Dataset items
::::::::::

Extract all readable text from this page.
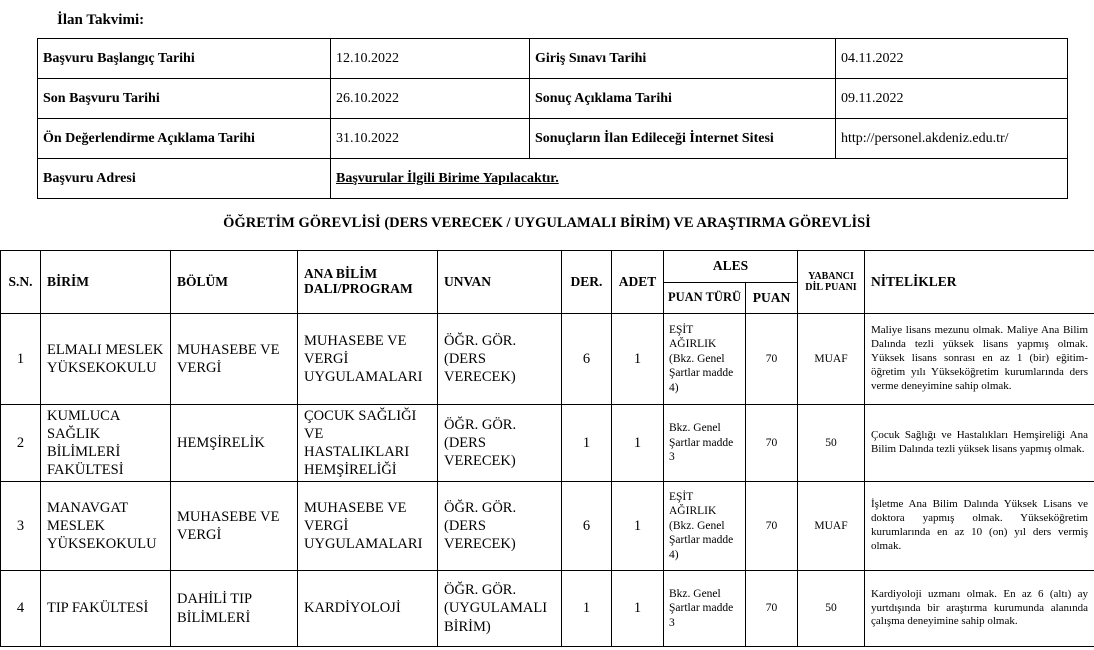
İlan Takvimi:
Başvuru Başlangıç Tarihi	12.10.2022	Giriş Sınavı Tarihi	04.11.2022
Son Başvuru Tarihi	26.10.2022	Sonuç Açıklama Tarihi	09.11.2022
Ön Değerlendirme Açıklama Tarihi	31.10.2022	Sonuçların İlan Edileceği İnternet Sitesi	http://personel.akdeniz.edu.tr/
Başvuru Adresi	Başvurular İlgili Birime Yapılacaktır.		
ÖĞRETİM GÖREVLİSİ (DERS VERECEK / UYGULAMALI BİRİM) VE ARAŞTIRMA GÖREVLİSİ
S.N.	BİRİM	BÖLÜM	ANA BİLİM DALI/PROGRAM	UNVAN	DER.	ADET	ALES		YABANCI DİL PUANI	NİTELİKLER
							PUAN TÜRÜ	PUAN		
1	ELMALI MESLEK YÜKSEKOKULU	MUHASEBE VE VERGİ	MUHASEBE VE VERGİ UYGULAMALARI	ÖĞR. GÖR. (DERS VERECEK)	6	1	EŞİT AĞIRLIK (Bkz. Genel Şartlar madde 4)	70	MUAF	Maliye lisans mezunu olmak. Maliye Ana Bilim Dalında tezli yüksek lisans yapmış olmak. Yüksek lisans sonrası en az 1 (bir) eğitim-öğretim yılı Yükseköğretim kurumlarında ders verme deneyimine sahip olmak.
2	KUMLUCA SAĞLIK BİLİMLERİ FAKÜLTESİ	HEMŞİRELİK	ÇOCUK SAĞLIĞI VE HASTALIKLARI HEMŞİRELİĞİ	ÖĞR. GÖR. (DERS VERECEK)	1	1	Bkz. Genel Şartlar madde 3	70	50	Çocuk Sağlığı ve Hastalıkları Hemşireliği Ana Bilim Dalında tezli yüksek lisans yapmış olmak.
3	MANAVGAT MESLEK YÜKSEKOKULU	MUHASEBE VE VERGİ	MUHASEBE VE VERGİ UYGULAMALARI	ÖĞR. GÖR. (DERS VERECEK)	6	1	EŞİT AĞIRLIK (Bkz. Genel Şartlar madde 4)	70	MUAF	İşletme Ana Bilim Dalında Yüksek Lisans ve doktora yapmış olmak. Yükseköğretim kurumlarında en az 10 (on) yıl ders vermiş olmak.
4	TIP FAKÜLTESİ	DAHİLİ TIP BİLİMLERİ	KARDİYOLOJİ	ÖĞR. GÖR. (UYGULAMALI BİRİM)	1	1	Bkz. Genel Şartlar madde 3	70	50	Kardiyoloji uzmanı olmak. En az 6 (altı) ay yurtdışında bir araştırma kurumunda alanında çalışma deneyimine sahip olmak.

::::::::::

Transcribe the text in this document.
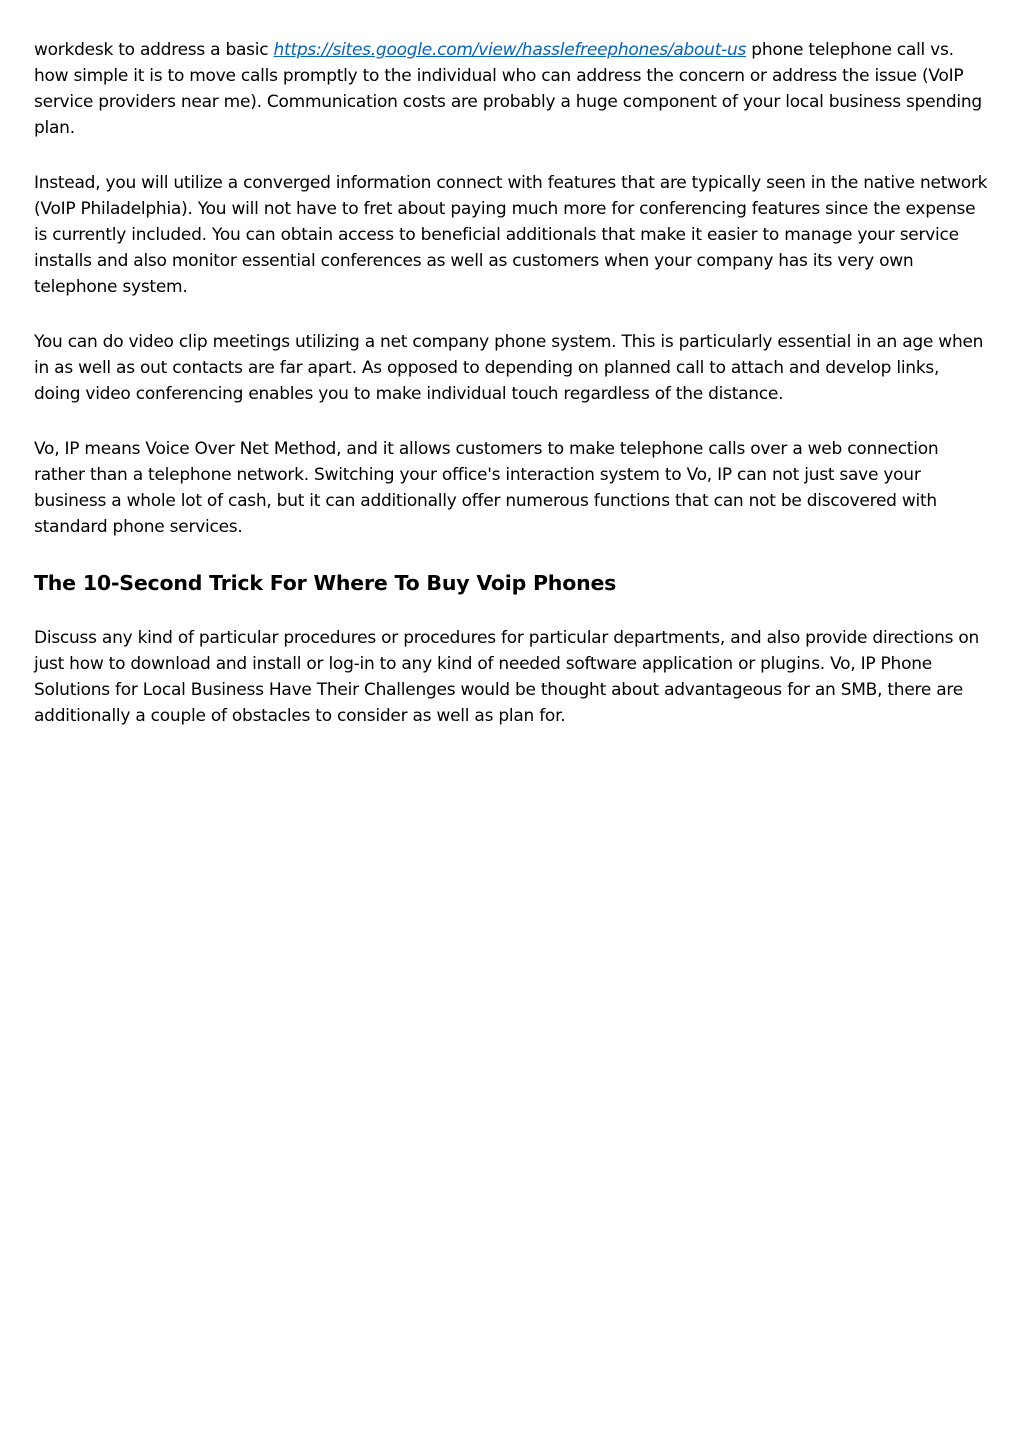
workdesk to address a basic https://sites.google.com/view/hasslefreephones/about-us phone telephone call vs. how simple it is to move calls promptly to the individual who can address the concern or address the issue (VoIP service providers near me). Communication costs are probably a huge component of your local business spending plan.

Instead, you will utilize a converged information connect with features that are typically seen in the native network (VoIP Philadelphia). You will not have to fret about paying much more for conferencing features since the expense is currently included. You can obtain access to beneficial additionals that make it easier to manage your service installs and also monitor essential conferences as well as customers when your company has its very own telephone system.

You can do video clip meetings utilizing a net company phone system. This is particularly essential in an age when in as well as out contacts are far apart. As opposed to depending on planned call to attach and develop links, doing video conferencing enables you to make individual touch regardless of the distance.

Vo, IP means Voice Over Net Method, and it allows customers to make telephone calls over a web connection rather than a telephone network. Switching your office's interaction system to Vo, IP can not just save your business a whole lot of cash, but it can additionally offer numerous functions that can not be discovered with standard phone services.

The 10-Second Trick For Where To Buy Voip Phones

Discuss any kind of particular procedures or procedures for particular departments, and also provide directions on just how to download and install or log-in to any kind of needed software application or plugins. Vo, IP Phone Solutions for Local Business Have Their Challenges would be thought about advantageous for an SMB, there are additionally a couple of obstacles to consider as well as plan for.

::::::::::

**OBJECTIVE**
Gather all lines from the records above in which "İlan" appears.

**COMPLETED EXERCISE**
İlan Takvimi:
Ön Değerlendirme Açıklama Tarihi	31.10.2022	Sonuçların İlan Edileceği İnternet Sitesi	http://personel.akdeniz.edu.tr/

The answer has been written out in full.